» Your goal: Take each line containing "embedding" and report it exactly as written.

Collected data entries:

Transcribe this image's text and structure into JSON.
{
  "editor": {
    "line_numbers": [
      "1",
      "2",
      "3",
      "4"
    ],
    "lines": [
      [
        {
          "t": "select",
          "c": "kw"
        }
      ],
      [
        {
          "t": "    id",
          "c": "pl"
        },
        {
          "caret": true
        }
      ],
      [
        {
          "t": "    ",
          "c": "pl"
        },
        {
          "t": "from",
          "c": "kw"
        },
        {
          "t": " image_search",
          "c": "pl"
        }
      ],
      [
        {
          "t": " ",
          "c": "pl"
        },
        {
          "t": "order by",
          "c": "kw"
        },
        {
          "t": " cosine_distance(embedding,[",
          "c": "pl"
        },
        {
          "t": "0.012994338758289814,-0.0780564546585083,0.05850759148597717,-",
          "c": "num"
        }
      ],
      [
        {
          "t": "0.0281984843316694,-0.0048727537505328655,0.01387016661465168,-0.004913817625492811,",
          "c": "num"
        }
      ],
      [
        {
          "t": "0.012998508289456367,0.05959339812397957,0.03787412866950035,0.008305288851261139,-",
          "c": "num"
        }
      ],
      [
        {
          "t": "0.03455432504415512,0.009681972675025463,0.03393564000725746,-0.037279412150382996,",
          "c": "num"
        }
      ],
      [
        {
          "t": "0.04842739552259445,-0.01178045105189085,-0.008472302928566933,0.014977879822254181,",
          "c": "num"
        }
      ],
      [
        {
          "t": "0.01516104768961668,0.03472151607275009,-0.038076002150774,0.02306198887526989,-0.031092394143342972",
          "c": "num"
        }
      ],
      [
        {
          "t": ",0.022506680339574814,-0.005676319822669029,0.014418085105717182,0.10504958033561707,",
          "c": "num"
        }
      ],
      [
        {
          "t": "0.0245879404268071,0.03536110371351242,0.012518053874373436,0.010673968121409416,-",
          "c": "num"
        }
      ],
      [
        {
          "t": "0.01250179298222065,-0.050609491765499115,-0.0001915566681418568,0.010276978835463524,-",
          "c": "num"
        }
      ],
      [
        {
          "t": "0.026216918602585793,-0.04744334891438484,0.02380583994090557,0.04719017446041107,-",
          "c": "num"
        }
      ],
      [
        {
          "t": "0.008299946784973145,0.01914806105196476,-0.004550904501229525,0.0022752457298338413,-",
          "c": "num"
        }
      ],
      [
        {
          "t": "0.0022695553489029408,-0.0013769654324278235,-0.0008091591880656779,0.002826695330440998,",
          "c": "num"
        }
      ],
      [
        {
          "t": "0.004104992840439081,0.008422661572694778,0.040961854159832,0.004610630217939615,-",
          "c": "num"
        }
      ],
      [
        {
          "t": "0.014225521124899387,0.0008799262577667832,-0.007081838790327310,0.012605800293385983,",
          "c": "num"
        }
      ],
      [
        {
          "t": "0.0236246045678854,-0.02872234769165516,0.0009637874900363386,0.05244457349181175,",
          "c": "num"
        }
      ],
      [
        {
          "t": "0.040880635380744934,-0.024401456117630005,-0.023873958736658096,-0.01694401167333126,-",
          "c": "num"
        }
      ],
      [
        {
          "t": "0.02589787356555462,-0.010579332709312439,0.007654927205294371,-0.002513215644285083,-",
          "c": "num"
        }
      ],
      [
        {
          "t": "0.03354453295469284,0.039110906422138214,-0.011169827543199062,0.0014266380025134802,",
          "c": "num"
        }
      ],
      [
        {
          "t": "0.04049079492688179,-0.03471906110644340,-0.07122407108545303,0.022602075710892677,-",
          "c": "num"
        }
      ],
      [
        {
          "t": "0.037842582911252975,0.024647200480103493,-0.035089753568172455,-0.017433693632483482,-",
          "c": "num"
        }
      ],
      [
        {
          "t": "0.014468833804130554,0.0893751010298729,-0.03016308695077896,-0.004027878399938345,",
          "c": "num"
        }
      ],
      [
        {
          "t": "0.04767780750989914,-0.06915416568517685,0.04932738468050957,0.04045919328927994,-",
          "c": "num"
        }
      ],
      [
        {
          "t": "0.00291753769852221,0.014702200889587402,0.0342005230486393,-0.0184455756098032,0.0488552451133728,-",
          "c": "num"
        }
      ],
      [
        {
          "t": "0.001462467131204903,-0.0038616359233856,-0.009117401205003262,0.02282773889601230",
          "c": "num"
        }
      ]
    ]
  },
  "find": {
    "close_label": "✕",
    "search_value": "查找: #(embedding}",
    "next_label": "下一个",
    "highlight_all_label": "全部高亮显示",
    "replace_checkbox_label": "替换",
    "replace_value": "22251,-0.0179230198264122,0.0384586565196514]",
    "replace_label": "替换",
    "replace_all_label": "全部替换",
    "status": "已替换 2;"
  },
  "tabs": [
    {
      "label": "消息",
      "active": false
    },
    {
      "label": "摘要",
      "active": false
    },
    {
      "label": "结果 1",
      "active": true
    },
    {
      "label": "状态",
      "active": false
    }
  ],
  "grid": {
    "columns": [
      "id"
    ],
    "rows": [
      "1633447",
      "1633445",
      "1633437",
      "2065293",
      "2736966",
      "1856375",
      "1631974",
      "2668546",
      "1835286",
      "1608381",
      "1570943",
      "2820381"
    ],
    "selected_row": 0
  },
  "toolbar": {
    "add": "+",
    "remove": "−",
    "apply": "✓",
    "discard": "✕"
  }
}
* * *
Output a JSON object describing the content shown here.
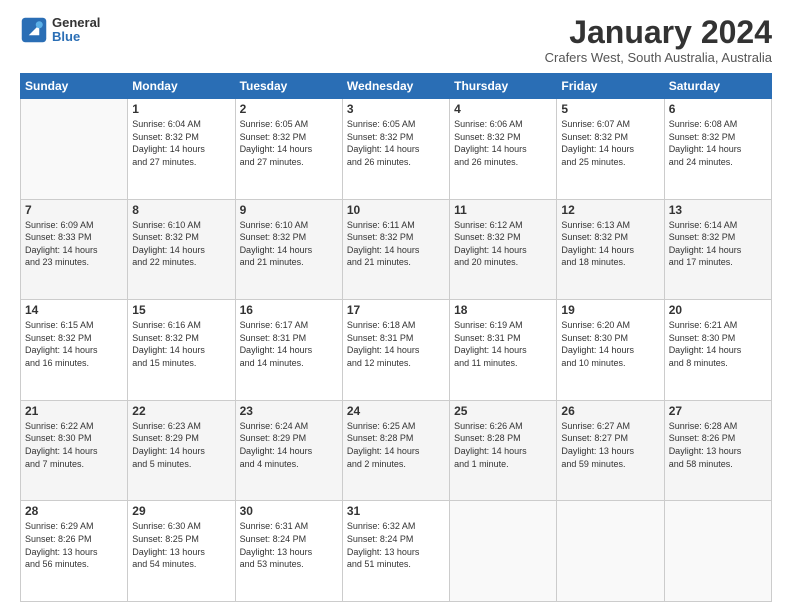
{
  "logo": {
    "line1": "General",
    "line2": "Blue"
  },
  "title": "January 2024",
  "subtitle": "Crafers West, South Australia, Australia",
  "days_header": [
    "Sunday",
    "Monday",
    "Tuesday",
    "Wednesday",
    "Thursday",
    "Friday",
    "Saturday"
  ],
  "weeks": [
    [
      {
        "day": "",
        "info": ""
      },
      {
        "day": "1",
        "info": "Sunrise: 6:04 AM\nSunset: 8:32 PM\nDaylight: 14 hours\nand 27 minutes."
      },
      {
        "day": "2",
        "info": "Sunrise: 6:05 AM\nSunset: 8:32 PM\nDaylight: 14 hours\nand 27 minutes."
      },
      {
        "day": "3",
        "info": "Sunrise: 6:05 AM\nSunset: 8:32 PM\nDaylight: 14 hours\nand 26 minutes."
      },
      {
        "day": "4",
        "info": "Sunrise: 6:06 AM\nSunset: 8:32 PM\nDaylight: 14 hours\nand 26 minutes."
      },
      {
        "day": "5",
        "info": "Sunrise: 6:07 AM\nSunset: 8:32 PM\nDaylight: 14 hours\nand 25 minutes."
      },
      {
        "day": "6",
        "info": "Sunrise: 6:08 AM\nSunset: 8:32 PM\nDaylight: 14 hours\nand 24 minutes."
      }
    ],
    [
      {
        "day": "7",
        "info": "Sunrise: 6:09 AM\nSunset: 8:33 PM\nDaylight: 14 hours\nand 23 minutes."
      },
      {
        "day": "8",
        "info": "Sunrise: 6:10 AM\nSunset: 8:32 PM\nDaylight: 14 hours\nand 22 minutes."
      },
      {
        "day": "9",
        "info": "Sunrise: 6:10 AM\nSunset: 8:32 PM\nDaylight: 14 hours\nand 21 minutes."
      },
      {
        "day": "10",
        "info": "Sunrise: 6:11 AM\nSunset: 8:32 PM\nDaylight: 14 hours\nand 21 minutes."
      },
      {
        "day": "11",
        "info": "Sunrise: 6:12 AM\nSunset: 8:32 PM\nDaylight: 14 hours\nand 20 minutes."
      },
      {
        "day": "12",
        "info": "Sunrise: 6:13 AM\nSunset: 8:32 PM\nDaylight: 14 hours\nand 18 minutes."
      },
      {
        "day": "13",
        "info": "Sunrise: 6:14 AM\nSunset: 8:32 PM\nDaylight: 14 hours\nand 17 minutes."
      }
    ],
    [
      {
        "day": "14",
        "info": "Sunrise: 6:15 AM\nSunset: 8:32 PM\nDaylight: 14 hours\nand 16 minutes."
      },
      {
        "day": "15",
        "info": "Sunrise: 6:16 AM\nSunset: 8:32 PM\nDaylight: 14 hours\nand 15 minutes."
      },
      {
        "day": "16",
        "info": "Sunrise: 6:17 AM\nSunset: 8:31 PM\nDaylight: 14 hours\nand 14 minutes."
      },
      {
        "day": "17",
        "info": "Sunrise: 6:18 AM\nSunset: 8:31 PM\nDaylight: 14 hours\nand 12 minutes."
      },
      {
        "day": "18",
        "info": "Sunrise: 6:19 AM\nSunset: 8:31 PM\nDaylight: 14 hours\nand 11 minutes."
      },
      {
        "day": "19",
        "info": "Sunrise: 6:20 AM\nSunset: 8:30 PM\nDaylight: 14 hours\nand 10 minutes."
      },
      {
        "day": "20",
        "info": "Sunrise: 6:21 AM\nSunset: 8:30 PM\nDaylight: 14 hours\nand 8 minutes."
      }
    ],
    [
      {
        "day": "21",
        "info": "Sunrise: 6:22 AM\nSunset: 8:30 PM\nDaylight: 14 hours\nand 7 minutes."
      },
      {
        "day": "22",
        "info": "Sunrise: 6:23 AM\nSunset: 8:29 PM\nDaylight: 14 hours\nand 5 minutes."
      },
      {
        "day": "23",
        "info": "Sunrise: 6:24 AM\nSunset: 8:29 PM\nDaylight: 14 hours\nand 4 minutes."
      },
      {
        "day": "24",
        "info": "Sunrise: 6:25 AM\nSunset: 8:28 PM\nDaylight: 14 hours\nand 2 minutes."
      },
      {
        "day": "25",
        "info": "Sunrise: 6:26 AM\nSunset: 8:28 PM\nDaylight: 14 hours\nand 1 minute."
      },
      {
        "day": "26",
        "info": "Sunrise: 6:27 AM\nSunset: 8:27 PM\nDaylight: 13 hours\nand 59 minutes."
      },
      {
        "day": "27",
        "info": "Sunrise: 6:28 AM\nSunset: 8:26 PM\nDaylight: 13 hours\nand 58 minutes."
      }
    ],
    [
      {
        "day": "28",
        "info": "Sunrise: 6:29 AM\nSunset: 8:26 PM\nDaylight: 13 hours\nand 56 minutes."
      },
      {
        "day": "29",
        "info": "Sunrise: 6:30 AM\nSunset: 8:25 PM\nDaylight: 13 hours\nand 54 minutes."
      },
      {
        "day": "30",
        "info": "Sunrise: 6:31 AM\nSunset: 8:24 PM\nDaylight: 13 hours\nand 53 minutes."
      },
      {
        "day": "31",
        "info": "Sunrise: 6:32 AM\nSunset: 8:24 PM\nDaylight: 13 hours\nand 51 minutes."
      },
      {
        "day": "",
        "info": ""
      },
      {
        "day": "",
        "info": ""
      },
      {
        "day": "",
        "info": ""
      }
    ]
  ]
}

» Solution below:
          "t": " cosine_distance(embedding,[",
    "search_value": "查找: #(embedding}",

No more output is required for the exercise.